### Aim of the task:
Set the following entries down again exactly, line by line.

### Records for the task:
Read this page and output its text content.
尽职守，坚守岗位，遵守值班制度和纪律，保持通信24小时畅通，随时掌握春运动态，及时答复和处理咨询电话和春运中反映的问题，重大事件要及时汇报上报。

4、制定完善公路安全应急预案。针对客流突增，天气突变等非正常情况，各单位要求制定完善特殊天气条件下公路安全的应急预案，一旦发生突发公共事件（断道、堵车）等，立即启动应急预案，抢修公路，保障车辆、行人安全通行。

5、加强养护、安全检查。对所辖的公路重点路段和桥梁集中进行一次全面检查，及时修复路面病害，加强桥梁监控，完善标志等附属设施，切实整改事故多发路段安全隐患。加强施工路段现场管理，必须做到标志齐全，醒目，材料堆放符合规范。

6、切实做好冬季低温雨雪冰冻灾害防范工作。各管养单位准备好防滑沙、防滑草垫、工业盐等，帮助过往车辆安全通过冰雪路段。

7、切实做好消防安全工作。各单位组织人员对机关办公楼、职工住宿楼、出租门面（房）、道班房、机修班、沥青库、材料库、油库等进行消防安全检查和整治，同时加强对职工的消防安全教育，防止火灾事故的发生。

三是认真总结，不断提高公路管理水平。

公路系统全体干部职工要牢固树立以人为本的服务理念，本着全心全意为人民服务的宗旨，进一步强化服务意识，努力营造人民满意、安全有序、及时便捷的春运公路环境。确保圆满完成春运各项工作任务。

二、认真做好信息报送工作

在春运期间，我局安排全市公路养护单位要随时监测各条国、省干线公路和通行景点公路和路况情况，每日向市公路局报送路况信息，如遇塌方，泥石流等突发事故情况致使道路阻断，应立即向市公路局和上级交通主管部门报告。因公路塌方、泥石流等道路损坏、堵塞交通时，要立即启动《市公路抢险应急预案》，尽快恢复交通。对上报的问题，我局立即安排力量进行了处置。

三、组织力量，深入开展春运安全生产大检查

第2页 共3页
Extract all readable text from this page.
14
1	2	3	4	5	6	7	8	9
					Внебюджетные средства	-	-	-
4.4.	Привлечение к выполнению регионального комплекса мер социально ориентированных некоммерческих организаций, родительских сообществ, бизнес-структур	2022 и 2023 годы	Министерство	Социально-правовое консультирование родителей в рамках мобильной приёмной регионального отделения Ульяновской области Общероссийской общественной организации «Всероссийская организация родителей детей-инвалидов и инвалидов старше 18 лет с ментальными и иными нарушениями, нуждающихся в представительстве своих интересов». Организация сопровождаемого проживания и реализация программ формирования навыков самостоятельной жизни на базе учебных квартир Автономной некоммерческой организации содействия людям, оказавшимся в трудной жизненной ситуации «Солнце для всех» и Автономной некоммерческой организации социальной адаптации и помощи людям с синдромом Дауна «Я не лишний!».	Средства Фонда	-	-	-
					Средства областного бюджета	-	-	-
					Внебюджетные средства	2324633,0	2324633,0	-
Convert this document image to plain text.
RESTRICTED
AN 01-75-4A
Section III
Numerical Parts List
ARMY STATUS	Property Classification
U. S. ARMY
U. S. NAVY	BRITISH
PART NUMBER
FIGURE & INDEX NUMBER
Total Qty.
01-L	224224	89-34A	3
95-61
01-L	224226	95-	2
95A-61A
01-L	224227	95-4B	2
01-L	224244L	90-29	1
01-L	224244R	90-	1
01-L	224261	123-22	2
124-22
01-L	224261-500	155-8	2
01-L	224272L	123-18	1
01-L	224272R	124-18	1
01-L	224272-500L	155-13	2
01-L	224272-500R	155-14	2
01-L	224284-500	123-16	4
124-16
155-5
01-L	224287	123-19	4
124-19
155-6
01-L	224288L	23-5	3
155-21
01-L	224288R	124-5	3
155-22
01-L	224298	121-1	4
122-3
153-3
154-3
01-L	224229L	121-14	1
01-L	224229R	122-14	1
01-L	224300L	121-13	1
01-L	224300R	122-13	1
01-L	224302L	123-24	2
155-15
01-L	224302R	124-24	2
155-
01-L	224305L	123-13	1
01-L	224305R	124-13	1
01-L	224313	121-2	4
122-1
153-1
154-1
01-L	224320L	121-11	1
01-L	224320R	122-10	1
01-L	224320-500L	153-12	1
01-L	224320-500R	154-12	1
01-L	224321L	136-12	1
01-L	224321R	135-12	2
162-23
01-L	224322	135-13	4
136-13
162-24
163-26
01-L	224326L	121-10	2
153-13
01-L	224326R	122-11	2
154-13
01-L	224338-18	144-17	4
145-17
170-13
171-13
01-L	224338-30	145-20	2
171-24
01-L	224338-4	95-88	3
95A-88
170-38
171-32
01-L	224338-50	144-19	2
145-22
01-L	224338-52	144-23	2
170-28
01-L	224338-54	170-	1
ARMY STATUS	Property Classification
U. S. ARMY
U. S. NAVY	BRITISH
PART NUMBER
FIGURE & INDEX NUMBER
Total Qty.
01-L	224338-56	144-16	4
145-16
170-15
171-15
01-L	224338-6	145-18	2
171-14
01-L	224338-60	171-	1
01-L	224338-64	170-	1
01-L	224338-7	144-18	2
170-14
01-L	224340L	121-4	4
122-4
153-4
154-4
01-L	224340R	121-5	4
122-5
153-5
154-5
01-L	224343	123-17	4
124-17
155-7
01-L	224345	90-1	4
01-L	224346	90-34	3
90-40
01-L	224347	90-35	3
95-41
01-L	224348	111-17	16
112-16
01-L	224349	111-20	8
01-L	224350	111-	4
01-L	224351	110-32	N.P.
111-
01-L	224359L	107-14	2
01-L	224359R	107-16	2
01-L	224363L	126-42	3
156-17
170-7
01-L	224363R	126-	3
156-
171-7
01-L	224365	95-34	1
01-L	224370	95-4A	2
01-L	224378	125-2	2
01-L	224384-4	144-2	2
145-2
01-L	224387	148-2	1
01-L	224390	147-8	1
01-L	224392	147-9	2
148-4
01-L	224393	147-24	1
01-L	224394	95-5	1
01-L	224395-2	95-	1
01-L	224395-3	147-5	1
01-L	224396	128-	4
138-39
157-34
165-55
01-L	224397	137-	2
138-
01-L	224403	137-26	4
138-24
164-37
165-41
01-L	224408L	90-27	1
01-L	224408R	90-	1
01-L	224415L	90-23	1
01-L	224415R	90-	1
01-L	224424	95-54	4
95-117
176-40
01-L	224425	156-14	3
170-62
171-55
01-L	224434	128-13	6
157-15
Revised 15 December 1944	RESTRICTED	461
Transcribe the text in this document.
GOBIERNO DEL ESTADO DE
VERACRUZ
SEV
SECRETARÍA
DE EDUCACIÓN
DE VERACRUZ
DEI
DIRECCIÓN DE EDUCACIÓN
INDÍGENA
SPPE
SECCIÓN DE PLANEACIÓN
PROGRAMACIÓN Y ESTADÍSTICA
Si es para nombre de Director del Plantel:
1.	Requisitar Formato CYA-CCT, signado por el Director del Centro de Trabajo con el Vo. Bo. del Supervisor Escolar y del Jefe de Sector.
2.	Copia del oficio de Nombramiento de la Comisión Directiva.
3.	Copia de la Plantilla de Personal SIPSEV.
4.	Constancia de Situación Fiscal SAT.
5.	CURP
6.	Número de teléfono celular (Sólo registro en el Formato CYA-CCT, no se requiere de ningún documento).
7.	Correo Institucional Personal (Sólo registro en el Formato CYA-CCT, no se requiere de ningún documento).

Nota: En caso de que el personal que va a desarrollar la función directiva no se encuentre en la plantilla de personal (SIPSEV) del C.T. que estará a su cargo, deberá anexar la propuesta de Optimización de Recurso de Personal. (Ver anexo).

### Solution for this exercise:
Read this page and output its text content.
尽职守，坚守岗位，遵守值班制度和纪律，保持通信24小时畅通，随时掌握春运动态，及时答复和处理咨询电话和春运中反映的问题，重大事件要及时汇报上报。

4、制定完善公路安全应急预案。针对客流突增，天气突变等非正常情况，各单位要求制定完善特殊天气条件下公路安全的应急预案，一旦发生突发公共事件（断道、堵车）等，立即启动应急预案，抢修公路，保障车辆、行人安全通行。

5、加强养护、安全检查。对所辖的公路重点路段和桥梁集中进行一次全面检查，及时修复路面病害，加强桥梁监控，完善标志等附属设施，切实整改事故多发路段安全隐患。加强施工路段现场管理，必须做到标志齐全，醒目，材料堆放符合规范。

6、切实做好冬季低温雨雪冰冻灾害防范工作。各管养单位准备好防滑沙、防滑草垫、工业盐等，帮助过往车辆安全通过冰雪路段。

7、切实做好消防安全工作。各单位组织人员对机关办公楼、职工住宿楼、出租门面（房）、道班房、机修班、沥青库、材料库、油库等进行消防安全检查和整治，同时加强对职工的消防安全教育，防止火灾事故的发生。

三是认真总结，不断提高公路管理水平。

公路系统全体干部职工要牢固树立以人为本的服务理念，本着全心全意为人民服务的宗旨，进一步强化服务意识，努力营造人民满意、安全有序、及时便捷的春运公路环境。确保圆满完成春运各项工作任务。

二、认真做好信息报送工作

在春运期间，我局安排全市公路养护单位要随时监测各条国、省干线公路和通行景点公路和路况情况，每日向市公路局报送路况信息，如遇塌方，泥石流等突发事故情况致使道路阻断，应立即向市公路局和上级交通主管部门报告。因公路塌方、泥石流等道路损坏、堵塞交通时，要立即启动《市公路抢险应急预案》，尽快恢复交通。对上报的问题，我局立即安排力量进行了处置。

三、组织力量，深入开展春运安全生产大检查

第2页 共3页
Extract all readable text from this page.
14
1	2	3	4	5	6	7	8	9
					Внебюджетные средства	-	-	-
4.4.	Привлечение к выполнению регионального комплекса мер социально ориентированных некоммерческих организаций, родительских сообществ, бизнес-структур	2022 и 2023 годы	Министерство	Социально-правовое консультирование родителей в рамках мобильной приёмной регионального отделения Ульяновской области Общероссийской общественной организации «Всероссийская организация родителей детей-инвалидов и инвалидов старше 18 лет с ментальными и иными нарушениями, нуждающихся в представительстве своих интересов». Организация сопровождаемого проживания и реализация программ формирования навыков самостоятельной жизни на базе учебных квартир Автономной некоммерческой организации содействия людям, оказавшимся в трудной жизненной ситуации «Солнце для всех» и Автономной некоммерческой организации социальной адаптации и помощи людям с синдромом Дауна «Я не лишний!».	Средства Фонда	-	-	-
					Средства областного бюджета	-	-	-
					Внебюджетные средства	2324633,0	2324633,0	-
Convert this document image to plain text.
RESTRICTED
AN 01-75-4A
Section III
Numerical Parts List
ARMY STATUS	Property Classification
U. S. ARMY
U. S. NAVY	BRITISH
PART NUMBER
FIGURE & INDEX NUMBER
Total Qty.
01-L	224224	89-34A	3
95-61
01-L	224226	95-	2
95A-61A
01-L	224227	95-4B	2
01-L	224244L	90-29	1
01-L	224244R	90-	1
01-L	224261	123-22	2
124-22
01-L	224261-500	155-8	2
01-L	224272L	123-18	1
01-L	224272R	124-18	1
01-L	224272-500L	155-13	2
01-L	224272-500R	155-14	2
01-L	224284-500	123-16	4
124-16
155-5
01-L	224287	123-19	4
124-19
155-6
01-L	224288L	23-5	3
155-21
01-L	224288R	124-5	3
155-22
01-L	224298	121-1	4
122-3
153-3
154-3
01-L	224229L	121-14	1
01-L	224229R	122-14	1
01-L	224300L	121-13	1
01-L	224300R	122-13	1
01-L	224302L	123-24	2
155-15
01-L	224302R	124-24	2
155-
01-L	224305L	123-13	1
01-L	224305R	124-13	1
01-L	224313	121-2	4
122-1
153-1
154-1
01-L	224320L	121-11	1
01-L	224320R	122-10	1
01-L	224320-500L	153-12	1
01-L	224320-500R	154-12	1
01-L	224321L	136-12	1
01-L	224321R	135-12	2
162-23
01-L	224322	135-13	4
136-13
162-24
163-26
01-L	224326L	121-10	2
153-13
01-L	224326R	122-11	2
154-13
01-L	224338-18	144-17	4
145-17
170-13
171-13
01-L	224338-30	145-20	2
171-24
01-L	224338-4	95-88	3
95A-88
170-38
171-32
01-L	224338-50	144-19	2
145-22
01-L	224338-52	144-23	2
170-28
01-L	224338-54	170-	1
ARMY STATUS	Property Classification
U. S. ARMY
U. S. NAVY	BRITISH
PART NUMBER
FIGURE & INDEX NUMBER
Total Qty.
01-L	224338-56	144-16	4
145-16
170-15
171-15
01-L	224338-6	145-18	2
171-14
01-L	224338-60	171-	1
01-L	224338-64	170-	1
01-L	224338-7	144-18	2
170-14
01-L	224340L	121-4	4
122-4
153-4
154-4
01-L	224340R	121-5	4
122-5
153-5
154-5
01-L	224343	123-17	4
124-17
155-7
01-L	224345	90-1	4
01-L	224346	90-34	3
90-40
01-L	224347	90-35	3
95-41
01-L	224348	111-17	16
112-16
01-L	224349	111-20	8
01-L	224350	111-	4
01-L	224351	110-32	N.P.
111-
01-L	224359L	107-14	2
01-L	224359R	107-16	2
01-L	224363L	126-42	3
156-17
170-7
01-L	224363R	126-	3
156-
171-7
01-L	224365	95-34	1
01-L	224370	95-4A	2
01-L	224378	125-2	2
01-L	224384-4	144-2	2
145-2
01-L	224387	148-2	1
01-L	224390	147-8	1
01-L	224392	147-9	2
148-4
01-L	224393	147-24	1
01-L	224394	95-5	1
01-L	224395-2	95-	1
01-L	224395-3	147-5	1
01-L	224396	128-	4
138-39
157-34
165-55
01-L	224397	137-	2
138-
01-L	224403	137-26	4
138-24
164-37
165-41
01-L	224408L	90-27	1
01-L	224408R	90-	1
01-L	224415L	90-23	1
01-L	224415R	90-	1
01-L	224424	95-54	4
95-117
176-40
01-L	224425	156-14	3
170-62
171-55
01-L	224434	128-13	6
157-15
Revised 15 December 1944	RESTRICTED	461
Transcribe the text in this document.
GOBIERNO DEL ESTADO DE
VERACRUZ
SEV
SECRETARÍA
DE EDUCACIÓN
DE VERACRUZ
DEI
DIRECCIÓN DE EDUCACIÓN
INDÍGENA
SPPE
SECCIÓN DE PLANEACIÓN
PROGRAMACIÓN Y ESTADÍSTICA
Si es para nombre de Director del Plantel:
1.	Requisitar Formato CYA-CCT, signado por el Director del Centro de Trabajo con el Vo. Bo. del Supervisor Escolar y del Jefe de Sector.
2.	Copia del oficio de Nombramiento de la Comisión Directiva.
3.	Copia de la Plantilla de Personal SIPSEV.
4.	Constancia de Situación Fiscal SAT.
5.	CURP
6.	Número de teléfono celular (Sólo registro en el Formato CYA-CCT, no se requiere de ningún documento).
7.	Correo Institucional Personal (Sólo registro en el Formato CYA-CCT, no se requiere de ningún documento).

Nota: En caso de que el personal que va a desarrollar la función directiva no se encuentre en la plantilla de personal (SIPSEV) del C.T. que estará a su cargo, deberá anexar la propuesta de Optimización de Recurso de Personal. (Ver anexo).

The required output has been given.